## Objectif 1:
Pouvez-vous reprendre le passage du document source allant de « Il est constant » jusqu'à « peut être examinée. », en renommant « irrecevable » en « non recevable » ?
## Objectif 2:
Pouvez-vous condenser le paragraphe du document source qui commence par « M. [O] réitère en appel » tout en conservant ses faits essentiels ?

## Document source:
══════════

Et l'article 566 dispose que les parties ne peuvent ajouter aux prétentions soumises au premier juge que les demandes qui en sont l'accessoire, la conséquence ou le complément nécessaire.

Par ailleurs, l'article 112 du code de procédure civile dispose que la nullité des actes de procédure peut être invoquée au fur et à mesure de leur accomplissement ; mais elle est couverte si celui qui l'invoque a, postérieurement à l'acte critiqué, fait valoir des défenses au fond ou opposé une fin de non-recevoir sans soulever la nullité.

En l'espèce, Mme [W] soulève, pour la première fois en appel, la nullité de l'assignation qui lui a été délivrée devant le tribunal comme ne respectant pas les dispositions de l'article 56 du code de procédure civile, faute de contenir un exposé des moyens en fait et en droit.

Les consorts [Y] soutiennent que cette demande est irrecevable comme nouvelle en appel.

Il est constant que Mme [W] n'a jamais sollicité la nullité de l'assignation devant le tribunal, alors qu'elle a conclu sur le fond du litige devant lui. La nullité invoquée, qui constitue un vice de forme, devait donc être invoquée dès la première instance.

La demande tendant à la nullité de l'assignation est donc irrecevable et ne peut être examinée.

2. Sur la nullité du contrat de vente entre Mme [T] et les consorts [Y] invoquée par M. [O] :

M. [O] réitère en appel sa demande tendant à ce que le contrat de vente du navire litigieux, intervenu entre Mme [T] et MM. [Y], soit déclaré nul et, en réponse à la fin de non-recevoir soulevée par les consorts [Y], il soutient qu'il a intérêt et qualité à invoquer cette nullité qui aurait pour effet d'entraîner la nullité de la mission qui lui a été confiée dans le cadre de cette vente.

En application de l'article 31 du code de procédure civile, l'action est ouverte à tous ceux qui ont un intérêt légitime au succès ou au rejet d'une prétention, sous réserve des cas dans lesquels la loi attribue le droit d'agir aux seules personnes qu'elle qualifie pour élever ou combattre une prétention, ou pour défendre un intérêt déterminé.

L'article 123 du même code dispose que les fins de non-recevoir peuvent être proposées en tout état de cause.

Selon l'article 1199 du code civil, le contrat ne crée d'obligations qu'entre les parties. Les tiers ne peuvent ni demander l'exécution du contrat ni se voir contraints de l'exécuter.

Un tiers n'est recevable à invoquer la nullité d'un contrat que si celui-ci est de nature à créer à son égard des droits ou des obligations.

══════════

## Section des données:
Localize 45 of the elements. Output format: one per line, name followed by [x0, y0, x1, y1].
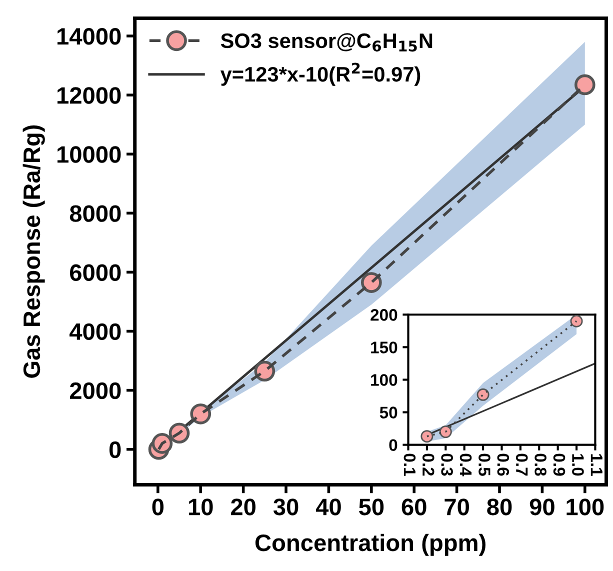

══════════

## Solution complète 1:
Il est constant que Mme [W] n'a jamais sollicité la nullité de l'assignation devant le tribunal, alors qu'elle a conclu sur le fond du litige devant lui. La nullité invoquée, qui constitue un vice de forme, devait donc être invoquée dès la première instance.

La demande tendant à la nullité de l'assignation est donc non recevable et ne peut être examinée.

## Solution complète 2:
En appel, M. [O] demande de nouveau l'annulation de la vente du navire litigieux conclue entre Mme [T] et MM. [Y]. Face à la fin de non-recevoir des consorts [Y], il affirme avoir intérêt et qualité pour agir. Selon lui, cette nullité entraînerait celle de la mission qui lui a été confiée dans le cadre de la vente.